■ **PROMPT**
Copy every line that holds "Wohnzimmer".

■ **PROVIDED ENTRIES**
┌──
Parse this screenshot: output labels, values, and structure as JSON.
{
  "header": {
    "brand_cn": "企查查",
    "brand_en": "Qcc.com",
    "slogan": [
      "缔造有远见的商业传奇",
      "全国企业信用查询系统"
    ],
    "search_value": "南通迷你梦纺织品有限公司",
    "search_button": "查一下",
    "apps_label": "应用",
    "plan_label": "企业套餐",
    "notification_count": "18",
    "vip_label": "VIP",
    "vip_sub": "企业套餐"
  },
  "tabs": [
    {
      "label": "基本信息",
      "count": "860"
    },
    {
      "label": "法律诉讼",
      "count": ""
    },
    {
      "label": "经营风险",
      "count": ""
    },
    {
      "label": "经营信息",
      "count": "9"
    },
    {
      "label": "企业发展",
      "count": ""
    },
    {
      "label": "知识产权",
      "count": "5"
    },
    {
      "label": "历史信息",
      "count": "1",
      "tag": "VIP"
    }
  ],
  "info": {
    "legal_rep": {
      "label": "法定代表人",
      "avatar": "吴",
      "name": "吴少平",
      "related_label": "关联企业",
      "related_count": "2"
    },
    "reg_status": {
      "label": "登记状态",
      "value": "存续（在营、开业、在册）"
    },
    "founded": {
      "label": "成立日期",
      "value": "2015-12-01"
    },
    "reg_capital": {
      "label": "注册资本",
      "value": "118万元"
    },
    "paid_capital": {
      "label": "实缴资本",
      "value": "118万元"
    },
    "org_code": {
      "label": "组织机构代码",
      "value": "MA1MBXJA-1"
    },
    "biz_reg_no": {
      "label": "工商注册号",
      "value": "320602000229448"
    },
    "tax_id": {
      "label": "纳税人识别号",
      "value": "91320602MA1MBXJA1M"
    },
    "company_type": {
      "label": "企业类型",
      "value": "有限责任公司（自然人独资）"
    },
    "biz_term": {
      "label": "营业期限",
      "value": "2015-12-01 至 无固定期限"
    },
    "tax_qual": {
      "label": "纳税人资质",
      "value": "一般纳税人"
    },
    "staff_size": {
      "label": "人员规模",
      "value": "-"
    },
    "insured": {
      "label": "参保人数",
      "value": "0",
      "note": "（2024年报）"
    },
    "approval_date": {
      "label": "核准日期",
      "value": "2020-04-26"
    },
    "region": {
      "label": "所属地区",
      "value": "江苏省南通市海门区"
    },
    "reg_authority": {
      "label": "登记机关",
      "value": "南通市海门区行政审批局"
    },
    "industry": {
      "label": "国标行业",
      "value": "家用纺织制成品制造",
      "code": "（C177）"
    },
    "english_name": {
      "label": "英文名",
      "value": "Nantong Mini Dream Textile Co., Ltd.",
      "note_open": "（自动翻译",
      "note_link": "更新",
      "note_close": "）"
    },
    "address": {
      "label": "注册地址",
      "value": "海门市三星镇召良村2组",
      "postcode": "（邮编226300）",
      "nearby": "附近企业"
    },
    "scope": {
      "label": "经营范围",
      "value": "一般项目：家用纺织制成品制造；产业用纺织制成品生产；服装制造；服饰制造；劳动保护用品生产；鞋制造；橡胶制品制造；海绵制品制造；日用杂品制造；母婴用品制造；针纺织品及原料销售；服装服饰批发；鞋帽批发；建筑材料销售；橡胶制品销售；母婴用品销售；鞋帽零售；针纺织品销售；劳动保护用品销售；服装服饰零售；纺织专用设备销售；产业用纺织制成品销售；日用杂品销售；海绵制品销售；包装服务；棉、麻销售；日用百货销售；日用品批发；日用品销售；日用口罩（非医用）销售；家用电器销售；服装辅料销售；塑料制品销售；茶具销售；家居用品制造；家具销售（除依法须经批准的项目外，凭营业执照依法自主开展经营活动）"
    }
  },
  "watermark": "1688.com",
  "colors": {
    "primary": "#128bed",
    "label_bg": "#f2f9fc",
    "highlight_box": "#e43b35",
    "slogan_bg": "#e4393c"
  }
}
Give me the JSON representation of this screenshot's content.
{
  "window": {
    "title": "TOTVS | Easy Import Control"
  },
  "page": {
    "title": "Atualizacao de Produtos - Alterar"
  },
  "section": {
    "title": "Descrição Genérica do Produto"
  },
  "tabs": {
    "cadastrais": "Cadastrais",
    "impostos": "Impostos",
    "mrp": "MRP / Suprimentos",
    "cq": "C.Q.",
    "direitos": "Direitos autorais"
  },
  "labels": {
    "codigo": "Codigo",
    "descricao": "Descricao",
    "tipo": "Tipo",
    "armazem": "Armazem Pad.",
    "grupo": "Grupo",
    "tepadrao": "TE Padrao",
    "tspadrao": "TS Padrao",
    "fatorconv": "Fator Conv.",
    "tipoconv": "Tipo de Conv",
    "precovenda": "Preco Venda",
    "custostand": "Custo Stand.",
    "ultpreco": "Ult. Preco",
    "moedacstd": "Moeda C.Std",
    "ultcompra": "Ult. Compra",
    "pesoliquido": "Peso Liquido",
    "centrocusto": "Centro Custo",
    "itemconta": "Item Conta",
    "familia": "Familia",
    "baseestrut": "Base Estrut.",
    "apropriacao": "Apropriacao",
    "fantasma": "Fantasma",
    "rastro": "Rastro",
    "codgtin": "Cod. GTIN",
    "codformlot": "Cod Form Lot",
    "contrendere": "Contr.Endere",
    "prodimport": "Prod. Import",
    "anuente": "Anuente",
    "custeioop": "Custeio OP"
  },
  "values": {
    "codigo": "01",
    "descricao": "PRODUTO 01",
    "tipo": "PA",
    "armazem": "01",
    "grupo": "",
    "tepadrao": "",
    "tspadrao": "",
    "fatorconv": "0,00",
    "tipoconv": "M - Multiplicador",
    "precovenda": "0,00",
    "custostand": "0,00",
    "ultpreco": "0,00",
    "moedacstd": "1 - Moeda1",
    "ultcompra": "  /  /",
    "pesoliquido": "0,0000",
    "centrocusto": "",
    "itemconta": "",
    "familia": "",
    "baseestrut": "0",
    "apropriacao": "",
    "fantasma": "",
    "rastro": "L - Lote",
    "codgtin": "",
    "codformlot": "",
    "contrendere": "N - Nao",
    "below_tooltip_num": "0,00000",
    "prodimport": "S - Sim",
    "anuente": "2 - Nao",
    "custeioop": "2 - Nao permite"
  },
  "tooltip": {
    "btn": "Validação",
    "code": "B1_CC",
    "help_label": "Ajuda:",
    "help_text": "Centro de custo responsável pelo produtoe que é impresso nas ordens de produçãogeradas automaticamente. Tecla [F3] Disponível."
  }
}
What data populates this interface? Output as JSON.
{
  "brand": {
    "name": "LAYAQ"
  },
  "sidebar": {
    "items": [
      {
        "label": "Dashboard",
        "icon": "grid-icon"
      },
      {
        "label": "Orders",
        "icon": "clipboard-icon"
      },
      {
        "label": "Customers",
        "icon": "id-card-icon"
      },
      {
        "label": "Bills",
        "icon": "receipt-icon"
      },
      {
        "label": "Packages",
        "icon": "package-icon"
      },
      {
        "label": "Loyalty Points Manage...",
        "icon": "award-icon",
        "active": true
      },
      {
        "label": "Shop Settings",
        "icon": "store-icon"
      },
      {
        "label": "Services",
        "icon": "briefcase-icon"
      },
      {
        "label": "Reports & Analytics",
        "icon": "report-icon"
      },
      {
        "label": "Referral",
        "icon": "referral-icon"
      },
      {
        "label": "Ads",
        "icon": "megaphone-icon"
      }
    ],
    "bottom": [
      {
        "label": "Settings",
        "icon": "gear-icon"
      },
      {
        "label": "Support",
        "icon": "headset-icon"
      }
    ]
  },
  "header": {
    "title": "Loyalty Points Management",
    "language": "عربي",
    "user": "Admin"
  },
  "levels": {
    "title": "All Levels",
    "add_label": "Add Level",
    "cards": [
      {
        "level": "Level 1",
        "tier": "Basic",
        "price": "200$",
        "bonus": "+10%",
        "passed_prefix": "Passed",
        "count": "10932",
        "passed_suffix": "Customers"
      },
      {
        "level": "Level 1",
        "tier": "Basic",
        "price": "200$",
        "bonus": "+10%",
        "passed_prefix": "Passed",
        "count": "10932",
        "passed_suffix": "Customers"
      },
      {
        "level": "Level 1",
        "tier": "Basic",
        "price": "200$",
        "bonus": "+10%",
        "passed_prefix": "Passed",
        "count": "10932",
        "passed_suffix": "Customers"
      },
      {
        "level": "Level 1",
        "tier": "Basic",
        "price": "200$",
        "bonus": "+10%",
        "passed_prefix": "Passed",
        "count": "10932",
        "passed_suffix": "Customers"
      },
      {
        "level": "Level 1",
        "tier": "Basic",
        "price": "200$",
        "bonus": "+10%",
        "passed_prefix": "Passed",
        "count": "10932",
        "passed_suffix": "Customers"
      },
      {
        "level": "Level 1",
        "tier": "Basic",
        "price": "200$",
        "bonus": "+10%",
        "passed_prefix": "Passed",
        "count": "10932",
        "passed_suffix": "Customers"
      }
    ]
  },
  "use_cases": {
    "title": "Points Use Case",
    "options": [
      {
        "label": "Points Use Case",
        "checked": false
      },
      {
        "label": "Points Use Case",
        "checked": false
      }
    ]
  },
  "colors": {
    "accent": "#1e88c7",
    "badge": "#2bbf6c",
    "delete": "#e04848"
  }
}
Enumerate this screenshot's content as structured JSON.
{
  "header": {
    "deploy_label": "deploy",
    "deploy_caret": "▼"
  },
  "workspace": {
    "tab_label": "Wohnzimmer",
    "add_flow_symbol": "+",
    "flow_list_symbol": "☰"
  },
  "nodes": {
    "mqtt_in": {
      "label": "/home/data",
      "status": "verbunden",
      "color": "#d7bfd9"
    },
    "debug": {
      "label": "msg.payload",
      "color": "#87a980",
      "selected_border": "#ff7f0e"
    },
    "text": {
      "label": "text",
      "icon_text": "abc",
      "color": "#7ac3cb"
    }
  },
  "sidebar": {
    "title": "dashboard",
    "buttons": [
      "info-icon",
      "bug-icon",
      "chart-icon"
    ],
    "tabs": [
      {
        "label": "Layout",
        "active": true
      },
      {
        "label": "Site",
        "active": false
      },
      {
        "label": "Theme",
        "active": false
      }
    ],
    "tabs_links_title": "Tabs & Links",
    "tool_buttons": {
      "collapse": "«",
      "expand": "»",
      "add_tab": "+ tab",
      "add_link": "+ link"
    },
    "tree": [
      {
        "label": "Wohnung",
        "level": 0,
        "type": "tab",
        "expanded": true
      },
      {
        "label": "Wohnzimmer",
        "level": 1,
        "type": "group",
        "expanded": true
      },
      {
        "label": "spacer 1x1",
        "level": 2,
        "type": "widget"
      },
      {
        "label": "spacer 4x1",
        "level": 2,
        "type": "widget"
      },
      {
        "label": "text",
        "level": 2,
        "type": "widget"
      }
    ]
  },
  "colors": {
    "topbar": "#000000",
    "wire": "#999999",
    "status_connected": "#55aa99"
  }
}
└──
■ **RESULT OF THIS EXERCISE**
    "tab_label": "Wohnzimmer",
        "label": "Wohnzimmer",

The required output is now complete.